▶ Exercise prompt: Write out the records below word for word, please.

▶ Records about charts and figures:
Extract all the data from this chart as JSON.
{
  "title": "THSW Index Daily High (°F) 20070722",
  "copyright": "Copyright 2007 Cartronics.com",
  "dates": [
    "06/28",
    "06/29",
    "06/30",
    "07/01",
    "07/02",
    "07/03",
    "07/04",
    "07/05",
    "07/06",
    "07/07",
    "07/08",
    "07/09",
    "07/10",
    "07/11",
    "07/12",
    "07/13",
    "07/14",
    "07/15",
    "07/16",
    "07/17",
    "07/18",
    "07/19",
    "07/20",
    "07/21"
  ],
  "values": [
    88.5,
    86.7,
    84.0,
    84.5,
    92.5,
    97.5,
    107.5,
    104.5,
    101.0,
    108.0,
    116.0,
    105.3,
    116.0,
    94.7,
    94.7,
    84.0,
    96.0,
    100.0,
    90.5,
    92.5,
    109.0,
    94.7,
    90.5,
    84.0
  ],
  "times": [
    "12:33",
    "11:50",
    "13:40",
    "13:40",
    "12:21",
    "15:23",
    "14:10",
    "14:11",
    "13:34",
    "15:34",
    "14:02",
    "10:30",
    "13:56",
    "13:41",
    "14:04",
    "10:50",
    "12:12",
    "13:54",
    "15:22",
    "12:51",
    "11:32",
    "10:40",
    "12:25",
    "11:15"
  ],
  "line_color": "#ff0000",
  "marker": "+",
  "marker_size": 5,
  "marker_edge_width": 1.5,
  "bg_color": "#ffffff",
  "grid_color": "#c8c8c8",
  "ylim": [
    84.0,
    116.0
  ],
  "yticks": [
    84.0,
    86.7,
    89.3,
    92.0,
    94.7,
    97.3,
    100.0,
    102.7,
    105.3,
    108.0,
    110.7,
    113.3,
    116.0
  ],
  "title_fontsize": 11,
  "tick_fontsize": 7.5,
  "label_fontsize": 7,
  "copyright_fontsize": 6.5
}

▶ Solution:
Extract all the data from this chart as JSON.
{
  "title": "THSW Index Daily High (°F) 20070722",
  "copyright": "Copyright 2007 Cartronics.com",
  "dates": [
    "06/28",
    "06/29",
    "06/30",
    "07/01",
    "07/02",
    "07/03",
    "07/04",
    "07/05",
    "07/06",
    "07/07",
    "07/08",
    "07/09",
    "07/10",
    "07/11",
    "07/12",
    "07/13",
    "07/14",
    "07/15",
    "07/16",
    "07/17",
    "07/18",
    "07/19",
    "07/20",
    "07/21"
  ],
  "values": [
    88.5,
    86.7,
    84.0,
    84.5,
    92.5,
    97.5,
    107.5,
    104.5,
    101.0,
    108.0,
    116.0,
    105.3,
    116.0,
    94.7,
    94.7,
    84.0,
    96.0,
    100.0,
    90.5,
    92.5,
    109.0,
    94.7,
    90.5,
    84.0
  ],
  "times": [
    "12:33",
    "11:50",
    "13:40",
    "13:40",
    "12:21",
    "15:23",
    "14:10",
    "14:11",
    "13:34",
    "15:34",
    "14:02",
    "10:30",
    "13:56",
    "13:41",
    "14:04",
    "10:50",
    "12:12",
    "13:54",
    "15:22",
    "12:51",
    "11:32",
    "10:40",
    "12:25",
    "11:15"
  ],
  "line_color": "#ff0000",
  "marker": "+",
  "marker_size": 5,
  "marker_edge_width": 1.5,
  "bg_color": "#ffffff",
  "grid_color": "#c8c8c8",
  "ylim": [
    84.0,
    116.0
  ],
  "yticks": [
    84.0,
    86.7,
    89.3,
    92.0,
    94.7,
    97.3,
    100.0,
    102.7,
    105.3,
    108.0,
    110.7,
    113.3,
    116.0
  ],
  "title_fontsize": 11,
  "tick_fontsize": 7.5,
  "label_fontsize": 7,
  "copyright_fontsize": 6.5
}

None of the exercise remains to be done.